■ **Problem description**
Reproduce the listing exactly and skip over any pictures.

■ **Figure contents as structured data**
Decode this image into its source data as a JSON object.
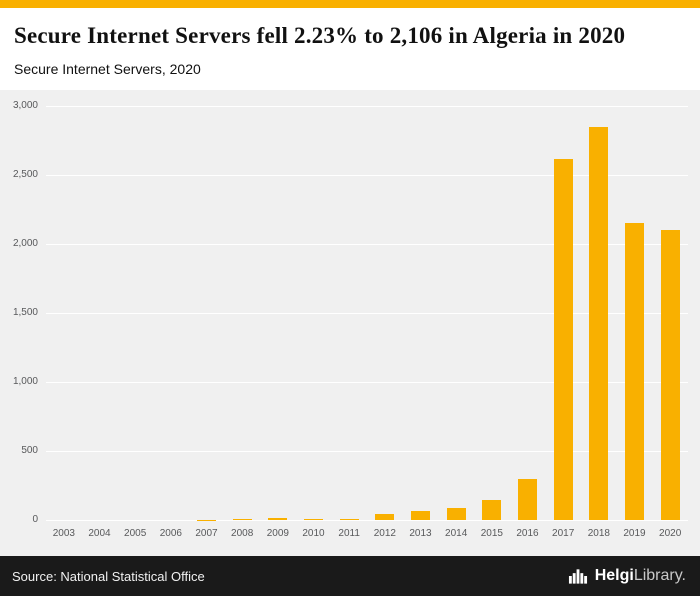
{
  "header": {
    "title": "Secure Internet Servers fell 2.23% to 2,106 in Algeria in 2020",
    "subtitle": "Secure Internet Servers, 2020"
  },
  "footer": {
    "source": "Source: National Statistical Office",
    "logo": {
      "bold": "Helgi",
      "light": "Library."
    }
  },
  "colors": {
    "accent": "#F9B000",
    "bar": "#F9B000",
    "chart_background": "#F0F0F0",
    "gridline": "#FFFFFF",
    "footer_background": "#1A1A1A",
    "header_background": "#FFFFFF"
  },
  "chart_data": {
    "type": "bar",
    "title": "Secure Internet Servers, 2020",
    "categories": [
      "2003",
      "2004",
      "2005",
      "2006",
      "2007",
      "2008",
      "2009",
      "2010",
      "2011",
      "2012",
      "2013",
      "2014",
      "2015",
      "2016",
      "2017",
      "2018",
      "2019",
      "2020"
    ],
    "values": [
      0,
      0,
      0,
      0,
      5,
      12,
      14,
      13,
      10,
      45,
      65,
      90,
      145,
      300,
      2620,
      2850,
      2154,
      2106
    ],
    "xlabel": "",
    "ylabel": "",
    "ylim": [
      0,
      3000
    ],
    "yticks": [
      0,
      500,
      1000,
      1500,
      2000,
      2500,
      3000
    ],
    "grid": true,
    "legend": false
  }
}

■ **Response for this exercise**
Decode this image into its source data as a JSON object.
{
  "header": {
    "title": "Secure Internet Servers fell 2.23% to 2,106 in Algeria in 2020",
    "subtitle": "Secure Internet Servers, 2020"
  },
  "footer": {
    "source": "Source: National Statistical Office",
    "logo": {
      "bold": "Helgi",
      "light": "Library."
    }
  },
  "colors": {
    "accent": "#F9B000",
    "bar": "#F9B000",
    "chart_background": "#F0F0F0",
    "gridline": "#FFFFFF",
    "footer_background": "#1A1A1A",
    "header_background": "#FFFFFF"
  },
  "chart_data": {
    "type": "bar",
    "title": "Secure Internet Servers, 2020",
    "categories": [
      "2003",
      "2004",
      "2005",
      "2006",
      "2007",
      "2008",
      "2009",
      "2010",
      "2011",
      "2012",
      "2013",
      "2014",
      "2015",
      "2016",
      "2017",
      "2018",
      "2019",
      "2020"
    ],
    "values": [
      0,
      0,
      0,
      0,
      5,
      12,
      14,
      13,
      10,
      45,
      65,
      90,
      145,
      300,
      2620,
      2850,
      2154,
      2106
    ],
    "xlabel": "",
    "ylabel": "",
    "ylim": [
      0,
      3000
    ],
    "yticks": [
      0,
      500,
      1000,
      1500,
      2000,
      2500,
      3000
    ],
    "grid": true,
    "legend": false
  }
}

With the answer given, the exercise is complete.